> [TASK PROMPT] Images must not appear in your copy; reproduce every other part of the records exactly.

> [DATA TO USE]
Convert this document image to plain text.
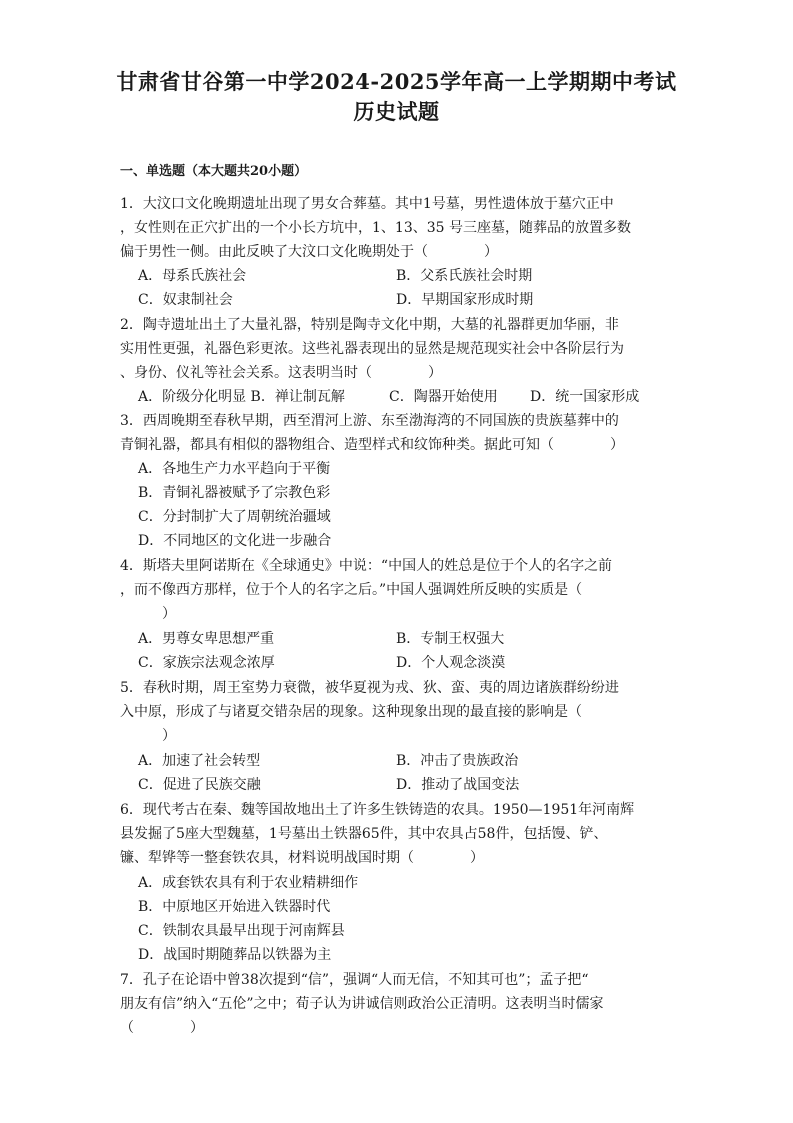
甘肃省甘谷第一中学2024-2025学年高一上学期期中考试
历史试题
一、单选题（本大题共20小题）
1．大汶口文化晚期遗址出现了男女合葬墓。其中1号墓，男性遗体放于墓穴正中
，女性则在正穴扩出的一个小长方坑中，1、13、35 号三座墓，随葬品的放置多数
偏于男性一侧。由此反映了大汶口文化晚期处于（　　　　）
A．母系氏族社会	B．父系氏族社会时期
C．奴隶制社会	D．早期国家形成时期
2．陶寺遗址出土了大量礼器，特别是陶寺文化中期，大墓的礼器群更加华丽，非
实用性更强，礼器色彩更浓。这些礼器表现出的显然是规范现实社会中各阶层行为
、身份、仪礼等社会关系。这表明当时（　　　　）
A．阶级分化明显 B．禅让制瓦解	C．陶器开始使用 D．统一国家形成
3．西周晚期至春秋早期，西至渭河上游、东至渤海湾的不同国族的贵族墓葬中的
青铜礼器，都具有相似的器物组合、造型样式和纹饰种类。据此可知（　　　　）
A．各地生产力水平趋向于平衡
B．青铜礼器被赋予了宗教色彩
C．分封制扩大了周朝统治疆域
D．不同地区的文化进一步融合
4．斯塔夫里阿诺斯在《全球通史》中说：“中国人的姓总是位于个人的名字之前
，而不像西方那样，位于个人的名字之后。”中国人强调姓所反映的实质是（
　　　）
A．男尊女卑思想严重	B．专制王权强大
C．家族宗法观念浓厚	D．个人观念淡漠
5．春秋时期，周王室势力衰微，被华夏视为戎、狄、蛮、夷的周边诸族群纷纷进
入中原，形成了与诸夏交错杂居的现象。这种现象出现的最直接的影响是（
　　　）
A．加速了社会转型	B．冲击了贵族政治
C．促进了民族交融	D．推动了战国变法
6．现代考古在秦、魏等国故地出土了许多生铁铸造的农具。1950—1951年河南辉
县发掘了5座大型魏墓，1号墓出土铁器65件，其中农具占58件，包括馒、铲、
镰、犁铧等一整套铁农具，材料说明战国时期（　　　　）
A．成套铁农具有利于农业精耕细作
B．中原地区开始进入铁器时代
C．铁制农具最早出现于河南辉县
D．战国时期随葬品以铁器为主
7．孔子在论语中曾38次提到“信”，强调“人而无信，不知其可也”；孟子把“
朋友有信”纳入“五伦”之中；荀子认为讲诚信则政治公正清明。这表明当时儒家
（　　　　）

> [FULL RESPONSE]
Convert this document image to plain text.
甘肃省甘谷第一中学2024-2025学年高一上学期期中考试
历史试题
一、单选题（本大题共20小题）
1．大汶口文化晚期遗址出现了男女合葬墓。其中1号墓，男性遗体放于墓穴正中
，女性则在正穴扩出的一个小长方坑中，1、13、35 号三座墓，随葬品的放置多数
偏于男性一侧。由此反映了大汶口文化晚期处于（　　　　）
A．母系氏族社会	B．父系氏族社会时期
C．奴隶制社会	D．早期国家形成时期
2．陶寺遗址出土了大量礼器，特别是陶寺文化中期，大墓的礼器群更加华丽，非
实用性更强，礼器色彩更浓。这些礼器表现出的显然是规范现实社会中各阶层行为
、身份、仪礼等社会关系。这表明当时（　　　　）
A．阶级分化明显 B．禅让制瓦解	C．陶器开始使用 D．统一国家形成
3．西周晚期至春秋早期，西至渭河上游、东至渤海湾的不同国族的贵族墓葬中的
青铜礼器，都具有相似的器物组合、造型样式和纹饰种类。据此可知（　　　　）
A．各地生产力水平趋向于平衡
B．青铜礼器被赋予了宗教色彩
C．分封制扩大了周朝统治疆域
D．不同地区的文化进一步融合
4．斯塔夫里阿诺斯在《全球通史》中说：“中国人的姓总是位于个人的名字之前
，而不像西方那样，位于个人的名字之后。”中国人强调姓所反映的实质是（
　　　）
A．男尊女卑思想严重	B．专制王权强大
C．家族宗法观念浓厚	D．个人观念淡漠
5．春秋时期，周王室势力衰微，被华夏视为戎、狄、蛮、夷的周边诸族群纷纷进
入中原，形成了与诸夏交错杂居的现象。这种现象出现的最直接的影响是（
　　　）
A．加速了社会转型	B．冲击了贵族政治
C．促进了民族交融	D．推动了战国变法
6．现代考古在秦、魏等国故地出土了许多生铁铸造的农具。1950—1951年河南辉
县发掘了5座大型魏墓，1号墓出土铁器65件，其中农具占58件，包括馒、铲、
镰、犁铧等一整套铁农具，材料说明战国时期（　　　　）
A．成套铁农具有利于农业精耕细作
B．中原地区开始进入铁器时代
C．铁制农具最早出现于河南辉县
D．战国时期随葬品以铁器为主
7．孔子在论语中曾38次提到“信”，强调“人而无信，不知其可也”；孟子把“
朋友有信”纳入“五伦”之中；荀子认为讲诚信则政治公正清明。这表明当时儒家
（　　　　）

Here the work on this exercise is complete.